══ Input material ══
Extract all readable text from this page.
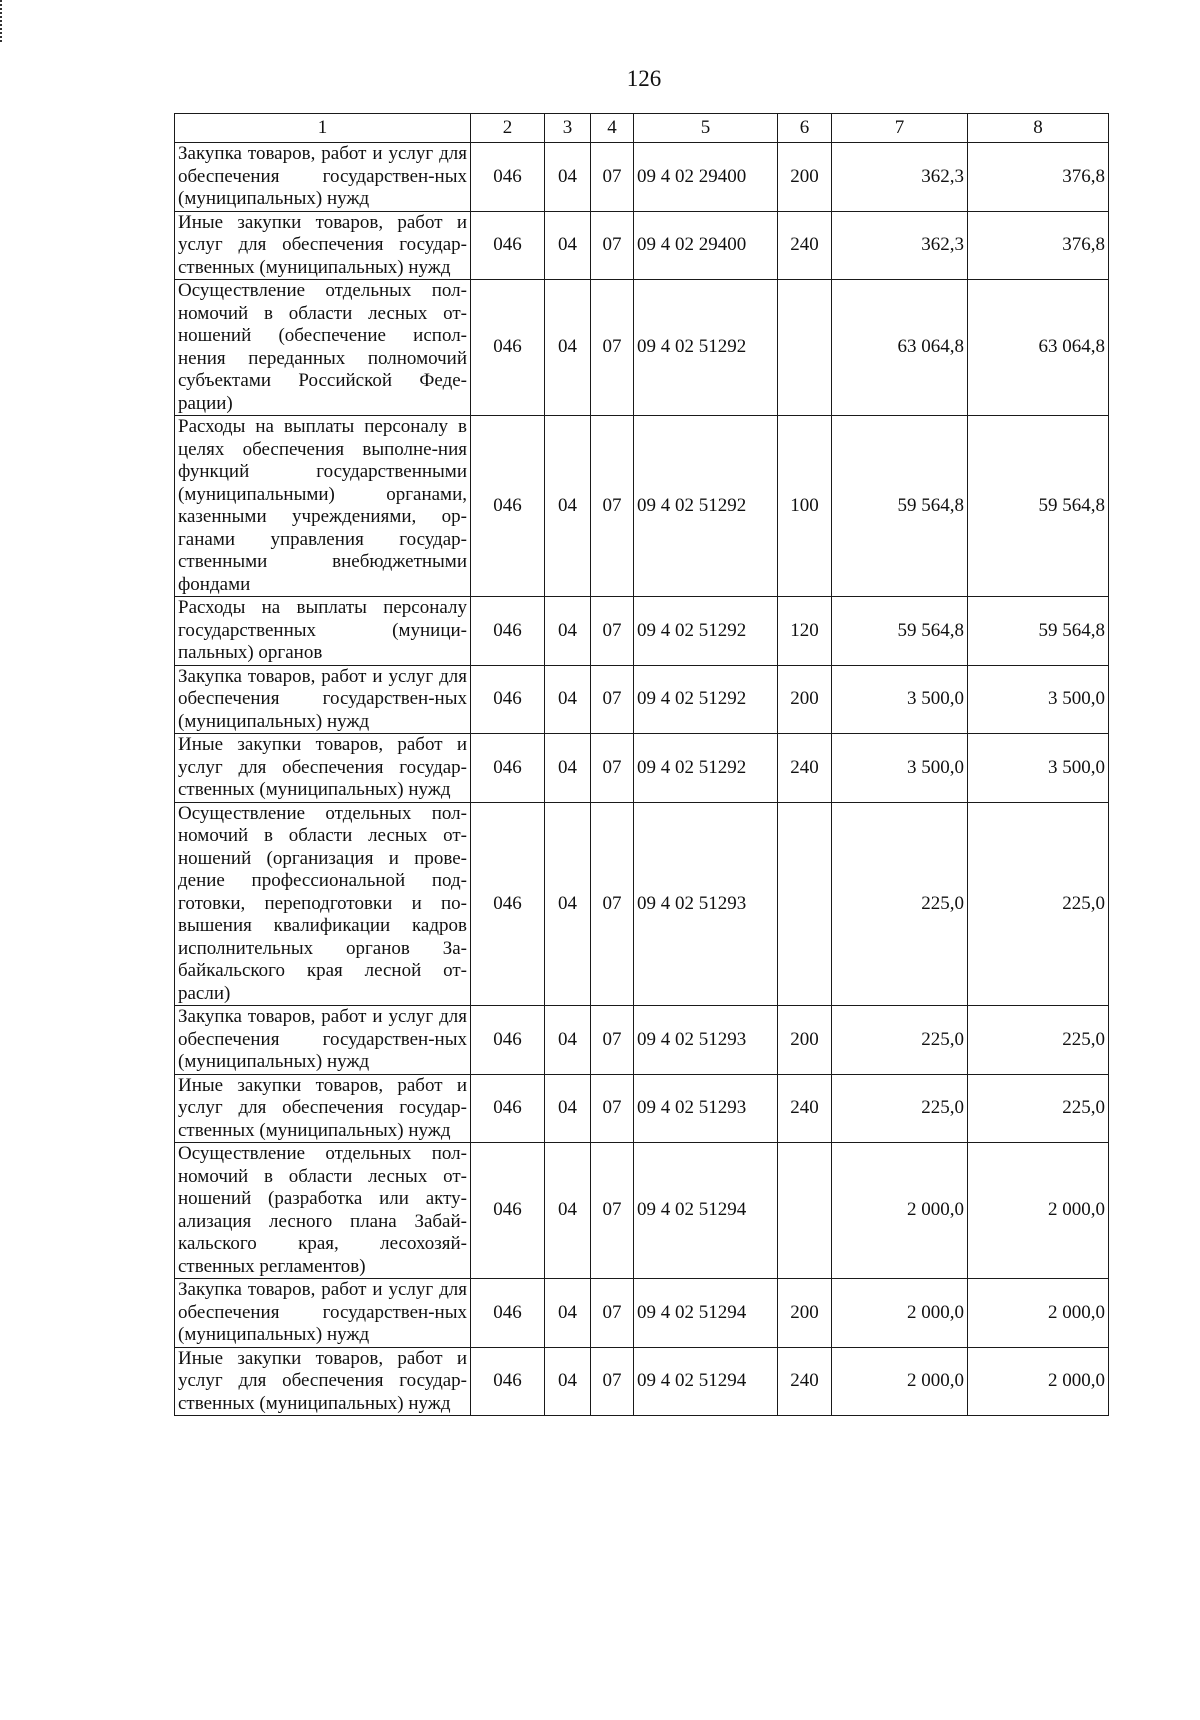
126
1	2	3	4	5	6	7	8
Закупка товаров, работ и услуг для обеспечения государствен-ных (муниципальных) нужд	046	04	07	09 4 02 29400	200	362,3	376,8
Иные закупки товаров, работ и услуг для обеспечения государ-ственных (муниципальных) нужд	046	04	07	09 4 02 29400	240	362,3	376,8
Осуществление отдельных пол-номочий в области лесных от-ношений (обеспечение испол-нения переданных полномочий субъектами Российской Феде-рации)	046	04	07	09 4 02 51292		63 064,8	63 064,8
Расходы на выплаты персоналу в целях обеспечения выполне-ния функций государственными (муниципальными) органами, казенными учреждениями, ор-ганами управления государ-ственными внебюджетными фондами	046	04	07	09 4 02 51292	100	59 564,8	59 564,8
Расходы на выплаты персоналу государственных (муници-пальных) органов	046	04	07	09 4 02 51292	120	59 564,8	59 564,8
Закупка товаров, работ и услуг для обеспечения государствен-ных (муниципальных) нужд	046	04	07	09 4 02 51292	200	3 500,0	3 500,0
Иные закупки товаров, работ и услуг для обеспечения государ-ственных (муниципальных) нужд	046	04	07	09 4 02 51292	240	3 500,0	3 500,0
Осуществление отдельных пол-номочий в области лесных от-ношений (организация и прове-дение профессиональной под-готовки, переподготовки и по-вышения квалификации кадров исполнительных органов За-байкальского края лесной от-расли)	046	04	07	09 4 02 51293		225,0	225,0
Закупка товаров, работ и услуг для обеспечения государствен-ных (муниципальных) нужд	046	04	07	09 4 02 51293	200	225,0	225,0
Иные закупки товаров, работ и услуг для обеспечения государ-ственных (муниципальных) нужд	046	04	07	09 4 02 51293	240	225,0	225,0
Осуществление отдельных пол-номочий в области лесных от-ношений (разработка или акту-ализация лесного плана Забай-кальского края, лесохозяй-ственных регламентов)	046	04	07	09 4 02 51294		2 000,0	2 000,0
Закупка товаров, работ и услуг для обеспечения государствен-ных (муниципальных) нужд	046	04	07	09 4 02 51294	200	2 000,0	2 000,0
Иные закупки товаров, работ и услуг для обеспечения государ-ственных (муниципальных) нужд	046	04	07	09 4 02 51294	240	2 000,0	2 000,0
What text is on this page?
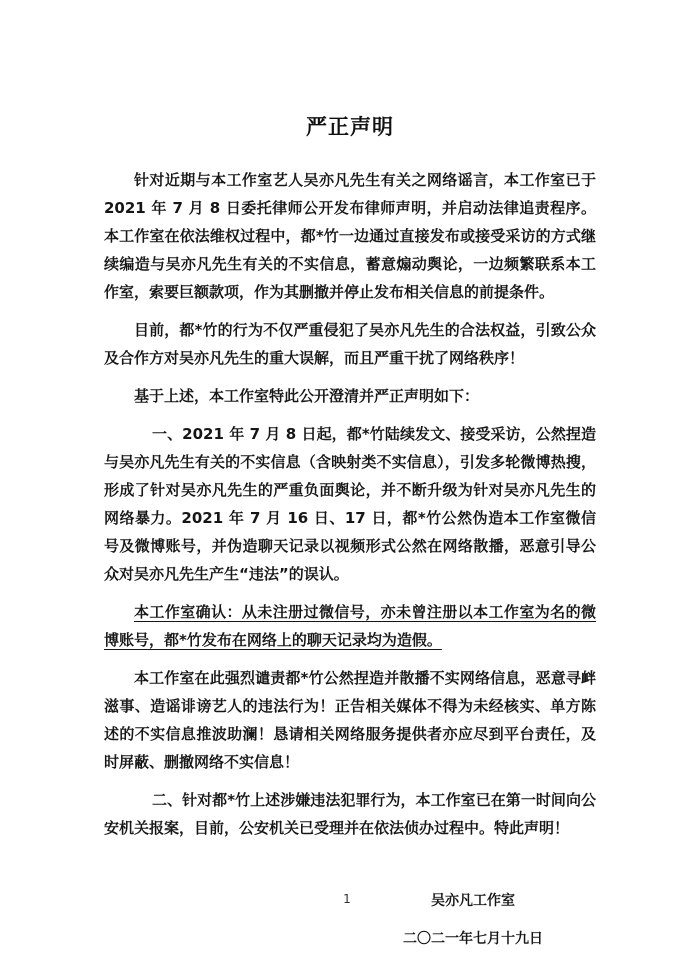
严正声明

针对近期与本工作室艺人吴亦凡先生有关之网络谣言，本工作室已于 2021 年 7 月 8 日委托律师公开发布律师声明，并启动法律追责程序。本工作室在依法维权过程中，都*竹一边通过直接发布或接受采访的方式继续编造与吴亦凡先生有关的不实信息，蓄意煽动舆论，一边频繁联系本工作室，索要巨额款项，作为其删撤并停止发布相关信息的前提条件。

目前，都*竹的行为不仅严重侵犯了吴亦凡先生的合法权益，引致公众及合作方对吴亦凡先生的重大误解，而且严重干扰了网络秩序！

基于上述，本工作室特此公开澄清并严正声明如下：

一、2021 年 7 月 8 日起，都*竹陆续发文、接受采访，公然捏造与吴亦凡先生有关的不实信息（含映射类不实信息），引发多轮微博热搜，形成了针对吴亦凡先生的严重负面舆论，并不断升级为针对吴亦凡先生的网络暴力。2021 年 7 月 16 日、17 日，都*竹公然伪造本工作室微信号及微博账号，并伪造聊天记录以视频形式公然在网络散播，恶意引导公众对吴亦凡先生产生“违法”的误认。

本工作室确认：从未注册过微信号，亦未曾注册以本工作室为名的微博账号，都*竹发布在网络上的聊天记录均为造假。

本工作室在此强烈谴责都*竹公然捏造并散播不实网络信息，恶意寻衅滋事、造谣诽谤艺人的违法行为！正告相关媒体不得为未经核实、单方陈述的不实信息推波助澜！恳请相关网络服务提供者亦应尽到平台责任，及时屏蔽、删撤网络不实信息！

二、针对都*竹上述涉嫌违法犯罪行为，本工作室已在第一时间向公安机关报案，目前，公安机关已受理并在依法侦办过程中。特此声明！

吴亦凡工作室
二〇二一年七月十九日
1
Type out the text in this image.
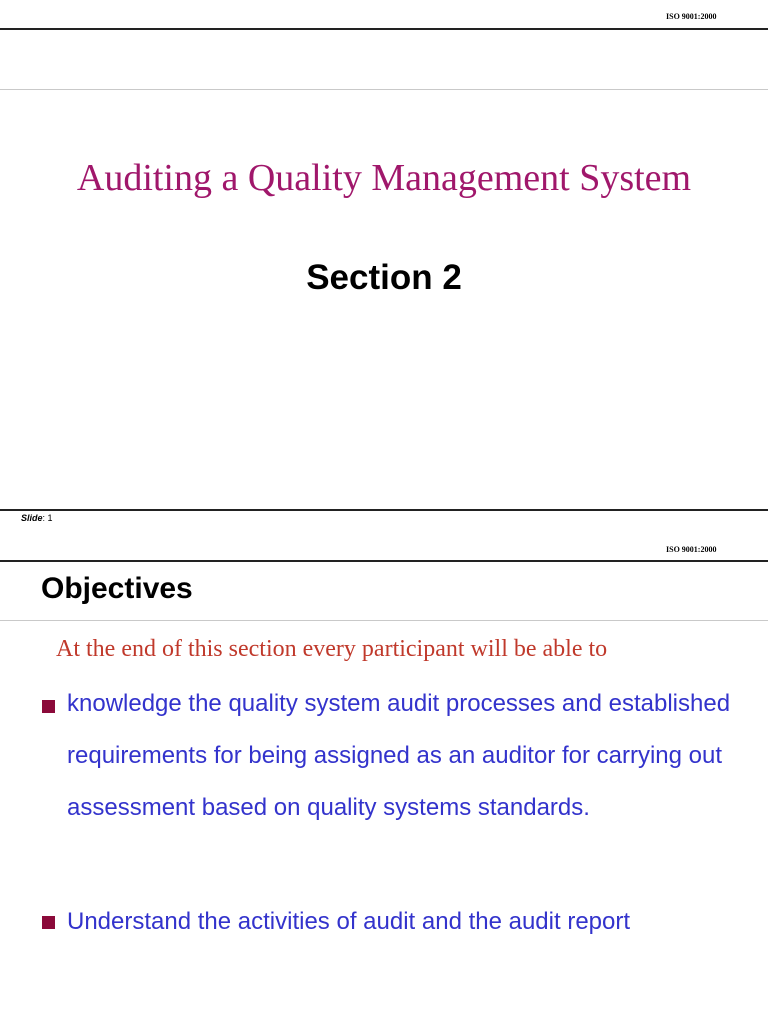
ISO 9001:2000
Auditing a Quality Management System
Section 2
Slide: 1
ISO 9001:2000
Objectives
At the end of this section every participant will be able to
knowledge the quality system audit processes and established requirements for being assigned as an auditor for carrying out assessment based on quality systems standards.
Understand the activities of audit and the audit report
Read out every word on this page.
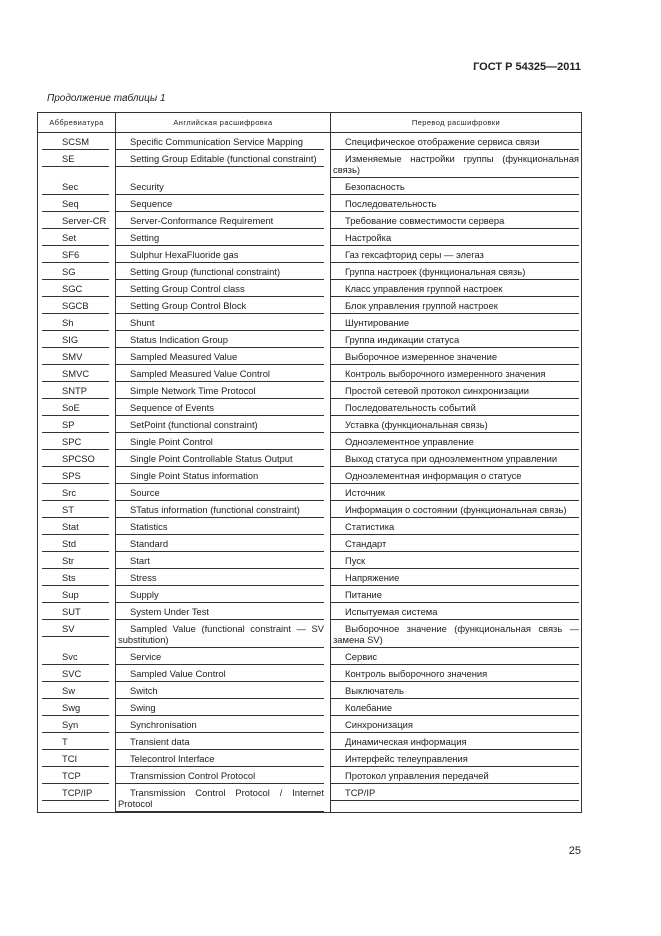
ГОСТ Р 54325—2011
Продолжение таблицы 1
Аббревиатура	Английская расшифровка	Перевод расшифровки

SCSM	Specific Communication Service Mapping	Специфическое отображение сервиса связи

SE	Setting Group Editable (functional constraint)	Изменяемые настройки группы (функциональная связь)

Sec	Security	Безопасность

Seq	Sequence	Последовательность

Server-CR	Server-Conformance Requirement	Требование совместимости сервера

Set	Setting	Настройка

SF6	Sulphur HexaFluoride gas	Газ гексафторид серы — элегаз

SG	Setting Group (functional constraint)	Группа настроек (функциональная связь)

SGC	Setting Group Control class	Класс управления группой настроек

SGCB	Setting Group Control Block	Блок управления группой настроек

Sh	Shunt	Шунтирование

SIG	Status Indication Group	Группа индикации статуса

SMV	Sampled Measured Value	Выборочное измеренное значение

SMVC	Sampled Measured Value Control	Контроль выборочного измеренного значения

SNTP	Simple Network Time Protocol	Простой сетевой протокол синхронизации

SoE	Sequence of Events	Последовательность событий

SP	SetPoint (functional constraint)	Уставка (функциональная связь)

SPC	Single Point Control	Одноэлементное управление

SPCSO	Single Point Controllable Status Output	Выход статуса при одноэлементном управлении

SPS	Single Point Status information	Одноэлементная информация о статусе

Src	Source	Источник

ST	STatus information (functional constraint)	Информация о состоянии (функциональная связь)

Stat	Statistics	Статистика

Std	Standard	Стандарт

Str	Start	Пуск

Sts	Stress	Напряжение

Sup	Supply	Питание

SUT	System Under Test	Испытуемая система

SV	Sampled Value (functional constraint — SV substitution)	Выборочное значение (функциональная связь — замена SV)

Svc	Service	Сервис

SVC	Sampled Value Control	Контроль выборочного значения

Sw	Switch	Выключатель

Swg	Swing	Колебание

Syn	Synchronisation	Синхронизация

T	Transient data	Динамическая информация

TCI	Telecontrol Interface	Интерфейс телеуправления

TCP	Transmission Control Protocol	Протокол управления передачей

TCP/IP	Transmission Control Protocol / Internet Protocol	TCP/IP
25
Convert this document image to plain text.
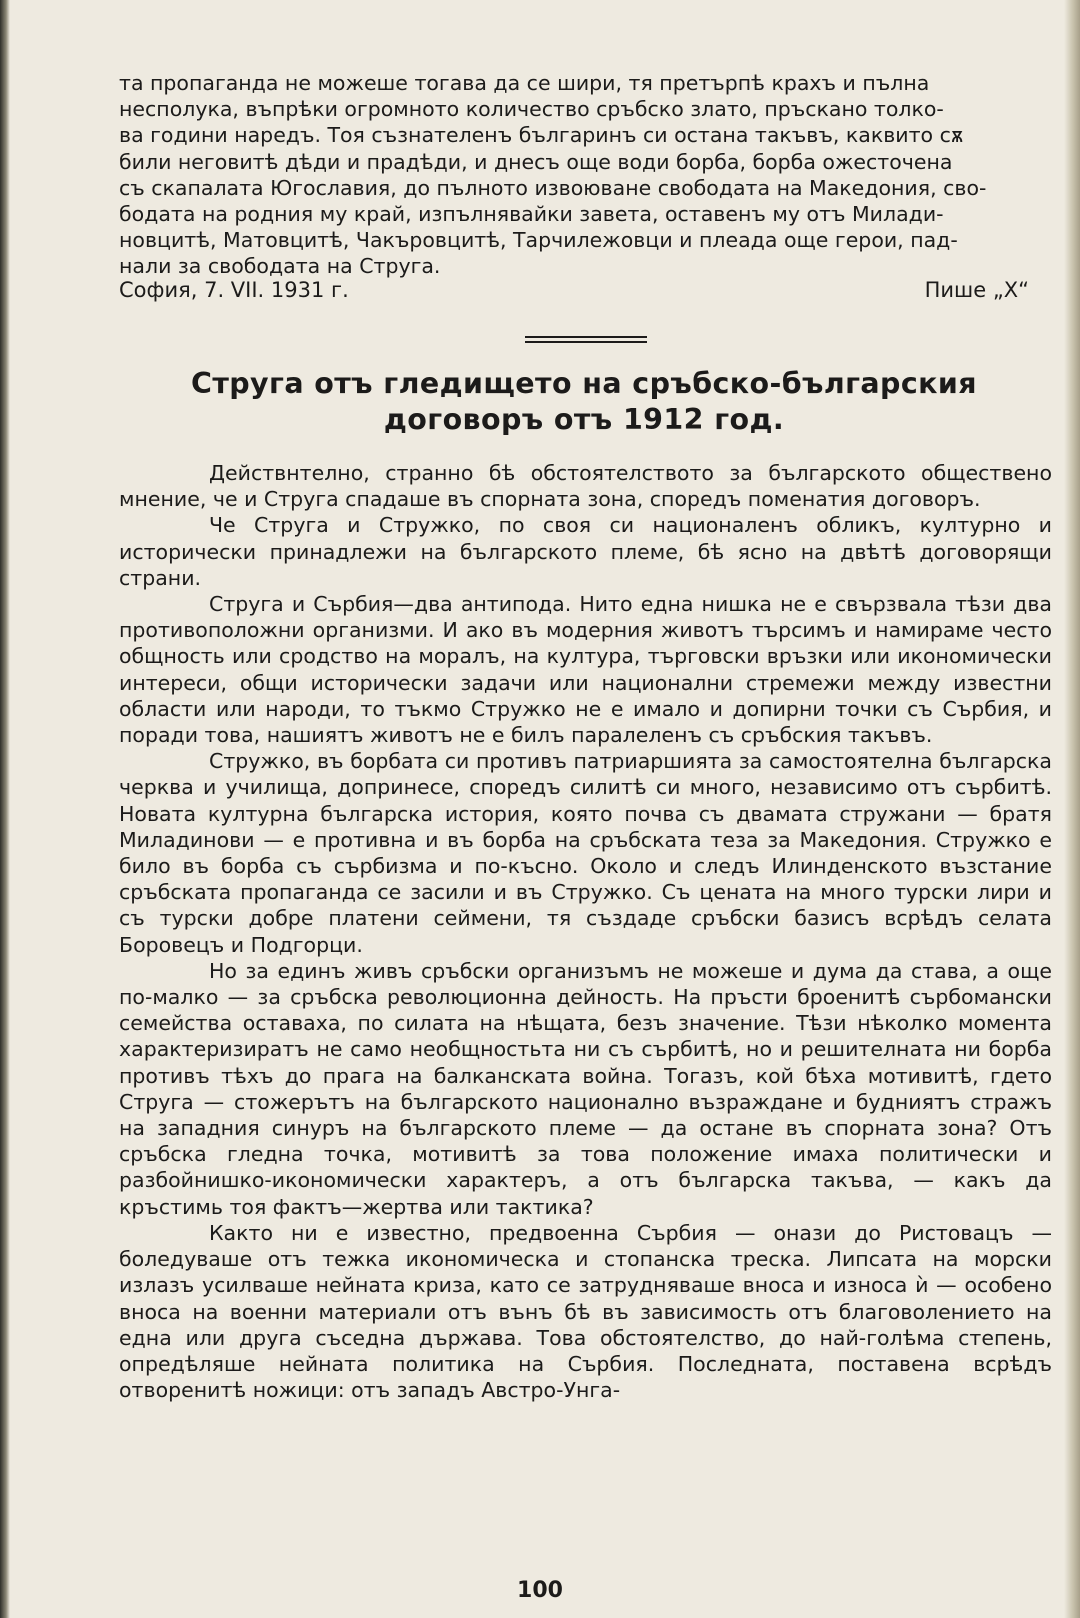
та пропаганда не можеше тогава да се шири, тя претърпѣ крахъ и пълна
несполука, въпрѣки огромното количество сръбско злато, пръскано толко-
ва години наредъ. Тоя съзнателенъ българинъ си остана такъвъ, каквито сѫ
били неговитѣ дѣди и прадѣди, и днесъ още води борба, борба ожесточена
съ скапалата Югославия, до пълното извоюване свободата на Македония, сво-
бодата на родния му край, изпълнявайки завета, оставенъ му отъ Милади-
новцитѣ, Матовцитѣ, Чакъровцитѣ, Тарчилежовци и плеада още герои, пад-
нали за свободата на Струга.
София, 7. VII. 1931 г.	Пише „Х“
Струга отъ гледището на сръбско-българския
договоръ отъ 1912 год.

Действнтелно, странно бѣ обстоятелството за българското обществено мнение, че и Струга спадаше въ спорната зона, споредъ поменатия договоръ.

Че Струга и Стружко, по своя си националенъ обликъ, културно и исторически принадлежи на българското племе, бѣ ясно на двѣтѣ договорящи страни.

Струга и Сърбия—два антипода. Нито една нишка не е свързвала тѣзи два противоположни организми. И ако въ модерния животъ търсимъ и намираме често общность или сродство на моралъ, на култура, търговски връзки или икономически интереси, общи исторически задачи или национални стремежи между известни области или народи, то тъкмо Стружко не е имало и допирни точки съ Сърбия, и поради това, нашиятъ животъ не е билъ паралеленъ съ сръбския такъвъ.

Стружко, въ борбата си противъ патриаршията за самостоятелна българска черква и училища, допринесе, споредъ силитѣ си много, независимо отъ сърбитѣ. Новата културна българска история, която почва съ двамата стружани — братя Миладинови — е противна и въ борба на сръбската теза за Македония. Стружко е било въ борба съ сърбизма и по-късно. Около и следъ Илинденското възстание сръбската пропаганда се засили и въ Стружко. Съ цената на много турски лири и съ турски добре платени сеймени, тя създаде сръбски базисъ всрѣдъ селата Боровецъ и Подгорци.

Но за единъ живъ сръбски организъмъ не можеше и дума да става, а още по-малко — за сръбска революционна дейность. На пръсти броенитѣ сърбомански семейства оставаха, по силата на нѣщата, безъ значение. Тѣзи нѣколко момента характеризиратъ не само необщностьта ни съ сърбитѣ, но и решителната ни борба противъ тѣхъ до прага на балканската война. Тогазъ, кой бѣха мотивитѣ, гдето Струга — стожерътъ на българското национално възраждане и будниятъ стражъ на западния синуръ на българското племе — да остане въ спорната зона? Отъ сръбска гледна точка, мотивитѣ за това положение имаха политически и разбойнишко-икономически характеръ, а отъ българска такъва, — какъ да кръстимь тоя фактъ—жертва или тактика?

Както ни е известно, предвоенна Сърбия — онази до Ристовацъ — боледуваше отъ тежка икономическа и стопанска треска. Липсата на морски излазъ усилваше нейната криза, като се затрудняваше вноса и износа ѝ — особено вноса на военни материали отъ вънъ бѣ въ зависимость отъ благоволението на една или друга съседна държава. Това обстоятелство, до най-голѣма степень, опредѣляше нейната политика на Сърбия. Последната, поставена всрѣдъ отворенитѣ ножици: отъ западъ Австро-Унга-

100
═══
Short task =>
Check each line of the records for the word "Measured", and show the lines that contain it.

The response =>
SMV	Sampled Measured Value	Выборочное измеренное значение
SMVC	Sampled Measured Value Control	Контроль выборочного измеренного значения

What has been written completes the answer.